- [CHALLENGE] Identify the lines that contain the word "pismo", then copy them.

- [Records from a data source]
+++++

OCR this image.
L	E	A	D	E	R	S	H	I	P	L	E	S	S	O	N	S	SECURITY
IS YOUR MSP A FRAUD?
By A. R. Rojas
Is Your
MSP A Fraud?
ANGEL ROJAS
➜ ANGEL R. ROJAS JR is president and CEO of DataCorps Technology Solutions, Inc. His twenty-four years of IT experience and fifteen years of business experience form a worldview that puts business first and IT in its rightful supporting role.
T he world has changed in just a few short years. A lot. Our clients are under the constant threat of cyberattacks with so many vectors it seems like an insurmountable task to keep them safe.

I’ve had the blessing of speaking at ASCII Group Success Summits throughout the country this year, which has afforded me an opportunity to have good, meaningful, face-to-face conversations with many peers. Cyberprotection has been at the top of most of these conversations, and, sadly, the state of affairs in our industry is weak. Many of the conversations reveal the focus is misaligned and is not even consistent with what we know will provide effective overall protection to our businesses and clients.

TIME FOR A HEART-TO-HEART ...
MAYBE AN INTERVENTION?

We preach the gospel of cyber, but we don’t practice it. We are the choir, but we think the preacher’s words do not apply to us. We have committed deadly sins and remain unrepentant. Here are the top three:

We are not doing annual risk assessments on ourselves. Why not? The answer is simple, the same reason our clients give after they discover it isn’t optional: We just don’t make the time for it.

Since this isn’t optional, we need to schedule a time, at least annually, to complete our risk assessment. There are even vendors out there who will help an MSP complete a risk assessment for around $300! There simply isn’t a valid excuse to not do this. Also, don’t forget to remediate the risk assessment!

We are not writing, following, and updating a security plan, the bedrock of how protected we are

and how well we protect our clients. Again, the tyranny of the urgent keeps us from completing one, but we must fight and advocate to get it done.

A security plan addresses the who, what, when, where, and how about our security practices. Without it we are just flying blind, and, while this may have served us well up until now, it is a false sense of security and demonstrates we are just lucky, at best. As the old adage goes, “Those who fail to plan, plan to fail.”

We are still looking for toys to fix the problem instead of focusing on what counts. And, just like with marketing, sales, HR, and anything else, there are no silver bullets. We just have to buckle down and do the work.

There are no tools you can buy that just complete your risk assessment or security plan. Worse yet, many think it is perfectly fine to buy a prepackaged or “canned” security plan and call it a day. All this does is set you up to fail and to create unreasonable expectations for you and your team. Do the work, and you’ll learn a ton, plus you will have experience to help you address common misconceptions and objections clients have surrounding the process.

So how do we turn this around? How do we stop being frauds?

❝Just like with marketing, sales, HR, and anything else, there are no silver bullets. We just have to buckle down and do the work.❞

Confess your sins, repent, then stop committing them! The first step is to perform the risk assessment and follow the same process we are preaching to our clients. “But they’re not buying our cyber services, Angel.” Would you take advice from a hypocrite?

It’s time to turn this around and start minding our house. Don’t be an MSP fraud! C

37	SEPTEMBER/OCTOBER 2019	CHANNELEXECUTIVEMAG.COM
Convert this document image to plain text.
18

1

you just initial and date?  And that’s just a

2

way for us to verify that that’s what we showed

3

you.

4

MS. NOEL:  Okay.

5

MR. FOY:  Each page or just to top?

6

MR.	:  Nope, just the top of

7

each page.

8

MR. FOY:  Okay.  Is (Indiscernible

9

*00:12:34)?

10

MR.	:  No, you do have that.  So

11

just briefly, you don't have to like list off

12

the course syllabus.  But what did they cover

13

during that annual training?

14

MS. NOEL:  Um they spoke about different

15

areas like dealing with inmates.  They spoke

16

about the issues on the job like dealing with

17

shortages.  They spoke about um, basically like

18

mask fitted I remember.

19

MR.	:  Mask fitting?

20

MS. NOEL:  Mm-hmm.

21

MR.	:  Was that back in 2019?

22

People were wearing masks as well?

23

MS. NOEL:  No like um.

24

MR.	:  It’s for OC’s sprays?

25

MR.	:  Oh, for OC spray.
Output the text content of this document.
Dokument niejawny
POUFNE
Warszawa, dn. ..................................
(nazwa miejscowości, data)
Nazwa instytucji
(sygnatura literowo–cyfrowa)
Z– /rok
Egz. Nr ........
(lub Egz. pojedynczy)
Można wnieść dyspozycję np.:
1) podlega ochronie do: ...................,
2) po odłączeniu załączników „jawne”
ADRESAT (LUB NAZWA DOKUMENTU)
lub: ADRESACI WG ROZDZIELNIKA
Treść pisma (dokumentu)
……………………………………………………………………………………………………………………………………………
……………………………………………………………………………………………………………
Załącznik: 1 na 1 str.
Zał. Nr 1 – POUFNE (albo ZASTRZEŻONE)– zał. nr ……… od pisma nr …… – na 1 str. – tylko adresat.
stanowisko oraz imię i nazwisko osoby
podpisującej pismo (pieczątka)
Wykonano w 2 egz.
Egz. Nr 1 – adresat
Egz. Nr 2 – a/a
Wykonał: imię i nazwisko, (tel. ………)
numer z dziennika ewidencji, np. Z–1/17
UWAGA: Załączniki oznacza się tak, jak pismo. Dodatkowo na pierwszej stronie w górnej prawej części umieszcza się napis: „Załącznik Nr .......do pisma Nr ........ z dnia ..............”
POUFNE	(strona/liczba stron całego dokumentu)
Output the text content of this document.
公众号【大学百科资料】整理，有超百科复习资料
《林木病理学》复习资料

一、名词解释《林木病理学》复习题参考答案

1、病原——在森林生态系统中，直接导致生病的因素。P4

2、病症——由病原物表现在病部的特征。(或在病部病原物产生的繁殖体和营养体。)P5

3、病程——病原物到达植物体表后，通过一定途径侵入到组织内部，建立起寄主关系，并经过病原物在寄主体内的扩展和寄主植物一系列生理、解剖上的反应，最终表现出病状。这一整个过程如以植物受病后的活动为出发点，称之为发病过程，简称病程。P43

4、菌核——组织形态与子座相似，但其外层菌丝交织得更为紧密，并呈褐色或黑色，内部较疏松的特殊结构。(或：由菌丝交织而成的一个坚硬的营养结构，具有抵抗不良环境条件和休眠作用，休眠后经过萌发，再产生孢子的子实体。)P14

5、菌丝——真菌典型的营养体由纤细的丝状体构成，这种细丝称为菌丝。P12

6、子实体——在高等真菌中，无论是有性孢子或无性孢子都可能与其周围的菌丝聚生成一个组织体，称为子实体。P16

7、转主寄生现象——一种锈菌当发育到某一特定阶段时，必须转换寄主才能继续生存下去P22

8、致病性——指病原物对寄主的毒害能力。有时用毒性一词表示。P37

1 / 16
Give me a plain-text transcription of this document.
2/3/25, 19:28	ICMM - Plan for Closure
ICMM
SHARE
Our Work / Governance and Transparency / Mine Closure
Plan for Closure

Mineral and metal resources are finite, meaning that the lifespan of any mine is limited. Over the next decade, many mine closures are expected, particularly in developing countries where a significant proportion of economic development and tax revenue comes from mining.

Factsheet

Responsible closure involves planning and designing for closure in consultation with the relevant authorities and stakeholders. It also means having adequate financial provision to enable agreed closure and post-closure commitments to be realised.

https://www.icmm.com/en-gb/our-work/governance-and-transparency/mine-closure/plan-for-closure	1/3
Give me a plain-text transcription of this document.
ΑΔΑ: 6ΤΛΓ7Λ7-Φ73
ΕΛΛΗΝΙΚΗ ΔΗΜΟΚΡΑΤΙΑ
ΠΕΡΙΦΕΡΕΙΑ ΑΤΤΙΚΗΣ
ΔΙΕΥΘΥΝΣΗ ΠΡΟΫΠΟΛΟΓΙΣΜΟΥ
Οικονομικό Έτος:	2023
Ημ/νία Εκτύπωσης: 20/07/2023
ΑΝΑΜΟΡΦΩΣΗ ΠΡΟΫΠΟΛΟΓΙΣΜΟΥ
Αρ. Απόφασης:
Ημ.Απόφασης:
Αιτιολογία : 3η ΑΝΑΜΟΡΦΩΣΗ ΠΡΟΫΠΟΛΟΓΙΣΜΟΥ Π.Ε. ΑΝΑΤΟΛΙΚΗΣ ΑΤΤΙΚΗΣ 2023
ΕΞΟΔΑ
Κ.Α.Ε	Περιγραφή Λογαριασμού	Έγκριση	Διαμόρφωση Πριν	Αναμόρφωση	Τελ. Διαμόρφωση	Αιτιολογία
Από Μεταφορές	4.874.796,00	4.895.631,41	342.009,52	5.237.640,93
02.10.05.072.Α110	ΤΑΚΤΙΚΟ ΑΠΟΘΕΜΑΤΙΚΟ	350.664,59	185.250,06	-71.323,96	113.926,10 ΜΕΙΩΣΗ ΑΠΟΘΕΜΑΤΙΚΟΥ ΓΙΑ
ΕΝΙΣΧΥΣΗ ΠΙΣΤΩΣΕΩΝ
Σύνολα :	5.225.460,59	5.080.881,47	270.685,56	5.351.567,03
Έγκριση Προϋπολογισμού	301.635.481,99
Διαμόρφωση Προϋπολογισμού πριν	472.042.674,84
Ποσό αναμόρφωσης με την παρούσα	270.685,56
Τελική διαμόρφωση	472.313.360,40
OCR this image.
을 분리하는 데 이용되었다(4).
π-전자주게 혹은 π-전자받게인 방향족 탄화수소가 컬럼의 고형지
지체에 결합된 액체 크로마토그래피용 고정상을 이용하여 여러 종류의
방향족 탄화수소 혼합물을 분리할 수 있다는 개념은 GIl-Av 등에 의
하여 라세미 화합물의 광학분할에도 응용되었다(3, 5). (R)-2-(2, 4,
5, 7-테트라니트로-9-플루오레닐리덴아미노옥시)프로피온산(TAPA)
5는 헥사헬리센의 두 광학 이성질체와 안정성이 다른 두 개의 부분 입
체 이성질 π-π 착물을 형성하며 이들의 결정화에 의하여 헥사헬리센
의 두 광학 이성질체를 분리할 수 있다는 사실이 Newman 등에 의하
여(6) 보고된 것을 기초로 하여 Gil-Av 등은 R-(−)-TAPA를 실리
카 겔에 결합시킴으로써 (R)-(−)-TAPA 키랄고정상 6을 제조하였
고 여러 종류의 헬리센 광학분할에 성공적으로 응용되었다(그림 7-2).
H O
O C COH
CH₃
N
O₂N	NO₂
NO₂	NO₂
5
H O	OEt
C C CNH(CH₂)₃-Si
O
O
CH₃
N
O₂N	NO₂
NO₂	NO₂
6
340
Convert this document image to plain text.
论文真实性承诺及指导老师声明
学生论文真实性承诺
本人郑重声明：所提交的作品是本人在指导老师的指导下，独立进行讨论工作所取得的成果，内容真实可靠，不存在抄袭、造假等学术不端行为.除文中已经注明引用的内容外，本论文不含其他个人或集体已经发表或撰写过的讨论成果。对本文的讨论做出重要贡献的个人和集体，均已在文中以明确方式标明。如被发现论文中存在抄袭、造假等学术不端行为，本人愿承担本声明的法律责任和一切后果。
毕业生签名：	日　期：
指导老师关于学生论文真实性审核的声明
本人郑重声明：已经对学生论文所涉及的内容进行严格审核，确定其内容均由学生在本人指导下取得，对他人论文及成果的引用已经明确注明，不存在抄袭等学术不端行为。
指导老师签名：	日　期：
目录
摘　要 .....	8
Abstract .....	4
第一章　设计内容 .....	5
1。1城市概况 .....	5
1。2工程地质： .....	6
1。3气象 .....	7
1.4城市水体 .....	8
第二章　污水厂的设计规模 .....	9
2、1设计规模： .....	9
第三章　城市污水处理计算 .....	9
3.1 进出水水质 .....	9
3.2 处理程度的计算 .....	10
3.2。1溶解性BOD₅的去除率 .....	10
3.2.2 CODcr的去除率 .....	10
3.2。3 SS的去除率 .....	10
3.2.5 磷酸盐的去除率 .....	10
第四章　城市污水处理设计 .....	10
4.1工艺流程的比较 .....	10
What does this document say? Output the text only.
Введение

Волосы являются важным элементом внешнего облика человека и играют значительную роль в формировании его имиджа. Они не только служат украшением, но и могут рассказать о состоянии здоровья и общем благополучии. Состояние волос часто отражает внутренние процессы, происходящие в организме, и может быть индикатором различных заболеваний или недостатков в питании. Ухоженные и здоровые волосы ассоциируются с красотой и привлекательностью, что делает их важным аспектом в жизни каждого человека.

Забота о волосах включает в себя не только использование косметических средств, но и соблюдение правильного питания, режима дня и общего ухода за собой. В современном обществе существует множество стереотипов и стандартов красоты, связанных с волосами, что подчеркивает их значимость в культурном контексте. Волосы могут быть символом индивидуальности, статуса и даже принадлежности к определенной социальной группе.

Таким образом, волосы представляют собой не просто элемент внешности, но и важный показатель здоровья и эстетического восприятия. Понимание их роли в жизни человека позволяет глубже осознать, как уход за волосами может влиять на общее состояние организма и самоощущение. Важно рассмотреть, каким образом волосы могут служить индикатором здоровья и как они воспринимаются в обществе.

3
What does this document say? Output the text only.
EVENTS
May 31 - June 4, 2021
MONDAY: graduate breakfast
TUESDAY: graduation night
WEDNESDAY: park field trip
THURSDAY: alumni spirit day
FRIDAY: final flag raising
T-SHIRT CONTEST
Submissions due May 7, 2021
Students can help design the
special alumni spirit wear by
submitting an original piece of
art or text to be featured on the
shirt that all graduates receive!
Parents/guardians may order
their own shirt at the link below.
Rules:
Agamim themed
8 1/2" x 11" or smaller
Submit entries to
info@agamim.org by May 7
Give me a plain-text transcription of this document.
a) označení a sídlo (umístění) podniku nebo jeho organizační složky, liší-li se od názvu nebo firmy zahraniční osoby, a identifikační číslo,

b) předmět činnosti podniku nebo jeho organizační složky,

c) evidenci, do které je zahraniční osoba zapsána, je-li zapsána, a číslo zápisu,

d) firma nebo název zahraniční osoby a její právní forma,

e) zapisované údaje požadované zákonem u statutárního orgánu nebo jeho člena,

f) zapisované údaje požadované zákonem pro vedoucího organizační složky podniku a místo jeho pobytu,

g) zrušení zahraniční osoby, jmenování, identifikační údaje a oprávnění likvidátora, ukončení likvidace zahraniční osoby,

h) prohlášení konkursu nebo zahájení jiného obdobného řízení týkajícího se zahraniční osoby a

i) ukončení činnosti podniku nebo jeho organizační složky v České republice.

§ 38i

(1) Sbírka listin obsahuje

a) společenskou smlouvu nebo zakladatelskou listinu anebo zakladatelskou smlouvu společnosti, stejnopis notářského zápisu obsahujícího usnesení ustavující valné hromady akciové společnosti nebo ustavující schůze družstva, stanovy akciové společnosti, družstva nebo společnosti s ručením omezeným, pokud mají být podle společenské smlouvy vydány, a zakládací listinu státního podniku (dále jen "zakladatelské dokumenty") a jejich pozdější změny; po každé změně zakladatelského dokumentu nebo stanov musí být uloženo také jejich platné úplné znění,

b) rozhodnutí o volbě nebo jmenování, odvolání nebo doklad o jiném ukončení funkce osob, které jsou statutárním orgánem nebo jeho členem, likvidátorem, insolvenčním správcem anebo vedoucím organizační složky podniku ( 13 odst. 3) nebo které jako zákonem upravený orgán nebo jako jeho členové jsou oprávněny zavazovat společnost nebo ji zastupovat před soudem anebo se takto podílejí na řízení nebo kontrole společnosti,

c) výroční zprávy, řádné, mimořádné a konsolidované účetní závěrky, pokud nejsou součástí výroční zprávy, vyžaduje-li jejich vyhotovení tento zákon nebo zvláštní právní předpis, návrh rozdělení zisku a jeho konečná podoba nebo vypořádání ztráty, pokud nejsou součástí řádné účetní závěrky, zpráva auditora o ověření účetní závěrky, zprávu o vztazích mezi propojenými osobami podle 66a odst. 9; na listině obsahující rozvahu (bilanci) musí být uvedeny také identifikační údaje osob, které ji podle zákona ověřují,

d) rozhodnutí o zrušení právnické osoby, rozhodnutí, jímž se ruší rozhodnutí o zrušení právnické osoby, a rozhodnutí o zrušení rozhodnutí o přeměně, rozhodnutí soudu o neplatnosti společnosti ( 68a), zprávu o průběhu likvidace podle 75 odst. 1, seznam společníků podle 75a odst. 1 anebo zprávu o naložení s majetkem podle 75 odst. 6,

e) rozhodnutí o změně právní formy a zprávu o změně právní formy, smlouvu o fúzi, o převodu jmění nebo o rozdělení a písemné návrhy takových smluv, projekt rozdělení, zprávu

+++++

- [WRITTEN ANSWER]
podpisującej pismo (pieczątka)
UWAGA: Załączniki oznacza się tak, jak pismo. Dodatkowo na pierwszej stronie w górnej prawej części umieszcza się napis: „Załącznik Nr .......do pisma Nr ........ z dnia ..............”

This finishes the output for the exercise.